-- Task requirements --
Every line must be returned precisely as it is written.

-- Data lines --
════════════════════
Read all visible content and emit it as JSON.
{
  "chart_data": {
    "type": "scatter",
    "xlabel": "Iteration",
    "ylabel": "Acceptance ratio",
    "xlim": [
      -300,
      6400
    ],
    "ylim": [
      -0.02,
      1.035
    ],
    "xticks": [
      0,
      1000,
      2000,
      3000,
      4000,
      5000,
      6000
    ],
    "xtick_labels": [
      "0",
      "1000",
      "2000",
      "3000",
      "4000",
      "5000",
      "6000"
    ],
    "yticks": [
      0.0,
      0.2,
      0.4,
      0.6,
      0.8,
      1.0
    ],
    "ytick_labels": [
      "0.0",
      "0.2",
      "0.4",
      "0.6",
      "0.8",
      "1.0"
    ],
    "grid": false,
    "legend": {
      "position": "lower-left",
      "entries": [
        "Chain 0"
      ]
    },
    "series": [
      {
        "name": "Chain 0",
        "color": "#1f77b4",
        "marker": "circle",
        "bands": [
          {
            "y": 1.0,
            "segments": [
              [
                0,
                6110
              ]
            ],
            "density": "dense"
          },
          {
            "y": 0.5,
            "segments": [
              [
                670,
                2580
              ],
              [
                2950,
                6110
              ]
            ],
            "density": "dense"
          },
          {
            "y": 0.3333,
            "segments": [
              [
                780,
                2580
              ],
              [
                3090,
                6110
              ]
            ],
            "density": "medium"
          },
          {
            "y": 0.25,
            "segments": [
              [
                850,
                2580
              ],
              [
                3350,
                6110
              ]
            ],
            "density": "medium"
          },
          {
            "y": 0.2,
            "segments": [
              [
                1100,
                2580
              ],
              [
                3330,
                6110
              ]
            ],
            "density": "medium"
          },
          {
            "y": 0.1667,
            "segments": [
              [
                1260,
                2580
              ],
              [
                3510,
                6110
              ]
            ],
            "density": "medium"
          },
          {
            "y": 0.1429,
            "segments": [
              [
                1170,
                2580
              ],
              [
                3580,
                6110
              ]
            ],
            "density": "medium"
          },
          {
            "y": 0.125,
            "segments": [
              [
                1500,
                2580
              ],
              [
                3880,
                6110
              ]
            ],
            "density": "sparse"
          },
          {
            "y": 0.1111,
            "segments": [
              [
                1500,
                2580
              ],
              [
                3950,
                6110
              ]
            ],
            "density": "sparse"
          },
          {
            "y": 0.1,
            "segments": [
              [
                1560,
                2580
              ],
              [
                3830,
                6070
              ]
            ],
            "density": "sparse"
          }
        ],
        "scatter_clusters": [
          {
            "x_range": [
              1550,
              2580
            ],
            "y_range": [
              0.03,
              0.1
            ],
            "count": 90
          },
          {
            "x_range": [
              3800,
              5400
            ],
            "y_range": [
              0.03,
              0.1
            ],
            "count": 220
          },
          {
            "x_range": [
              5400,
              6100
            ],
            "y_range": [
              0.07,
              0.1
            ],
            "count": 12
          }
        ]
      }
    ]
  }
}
════════════════════
-- Solution for this exercise --
Read all visible content and emit it as JSON.
{
  "chart_data": {
    "type": "scatter",
    "xlabel": "Iteration",
    "ylabel": "Acceptance ratio",
    "xlim": [
      -300,
      6400
    ],
    "ylim": [
      -0.02,
      1.035
    ],
    "xticks": [
      0,
      1000,
      2000,
      3000,
      4000,
      5000,
      6000
    ],
    "xtick_labels": [
      "0",
      "1000",
      "2000",
      "3000",
      "4000",
      "5000",
      "6000"
    ],
    "yticks": [
      0.0,
      0.2,
      0.4,
      0.6,
      0.8,
      1.0
    ],
    "ytick_labels": [
      "0.0",
      "0.2",
      "0.4",
      "0.6",
      "0.8",
      "1.0"
    ],
    "grid": false,
    "legend": {
      "position": "lower-left",
      "entries": [
        "Chain 0"
      ]
    },
    "series": [
      {
        "name": "Chain 0",
        "color": "#1f77b4",
        "marker": "circle",
        "bands": [
          {
            "y": 1.0,
            "segments": [
              [
                0,
                6110
              ]
            ],
            "density": "dense"
          },
          {
            "y": 0.5,
            "segments": [
              [
                670,
                2580
              ],
              [
                2950,
                6110
              ]
            ],
            "density": "dense"
          },
          {
            "y": 0.3333,
            "segments": [
              [
                780,
                2580
              ],
              [
                3090,
                6110
              ]
            ],
            "density": "medium"
          },
          {
            "y": 0.25,
            "segments": [
              [
                850,
                2580
              ],
              [
                3350,
                6110
              ]
            ],
            "density": "medium"
          },
          {
            "y": 0.2,
            "segments": [
              [
                1100,
                2580
              ],
              [
                3330,
                6110
              ]
            ],
            "density": "medium"
          },
          {
            "y": 0.1667,
            "segments": [
              [
                1260,
                2580
              ],
              [
                3510,
                6110
              ]
            ],
            "density": "medium"
          },
          {
            "y": 0.1429,
            "segments": [
              [
                1170,
                2580
              ],
              [
                3580,
                6110
              ]
            ],
            "density": "medium"
          },
          {
            "y": 0.125,
            "segments": [
              [
                1500,
                2580
              ],
              [
                3880,
                6110
              ]
            ],
            "density": "sparse"
          },
          {
            "y": 0.1111,
            "segments": [
              [
                1500,
                2580
              ],
              [
                3950,
                6110
              ]
            ],
            "density": "sparse"
          },
          {
            "y": 0.1,
            "segments": [
              [
                1560,
                2580
              ],
              [
                3830,
                6070
              ]
            ],
            "density": "sparse"
          }
        ],
        "scatter_clusters": [
          {
            "x_range": [
              1550,
              2580
            ],
            "y_range": [
              0.03,
              0.1
            ],
            "count": 90
          },
          {
            "x_range": [
              3800,
              5400
            ],
            "y_range": [
              0.03,
              0.1
            ],
            "count": 220
          },
          {
            "x_range": [
              5400,
              6100
            ],
            "y_range": [
              0.07,
              0.1
            ],
            "count": 12
          }
        ]
      }
    ]
  }
}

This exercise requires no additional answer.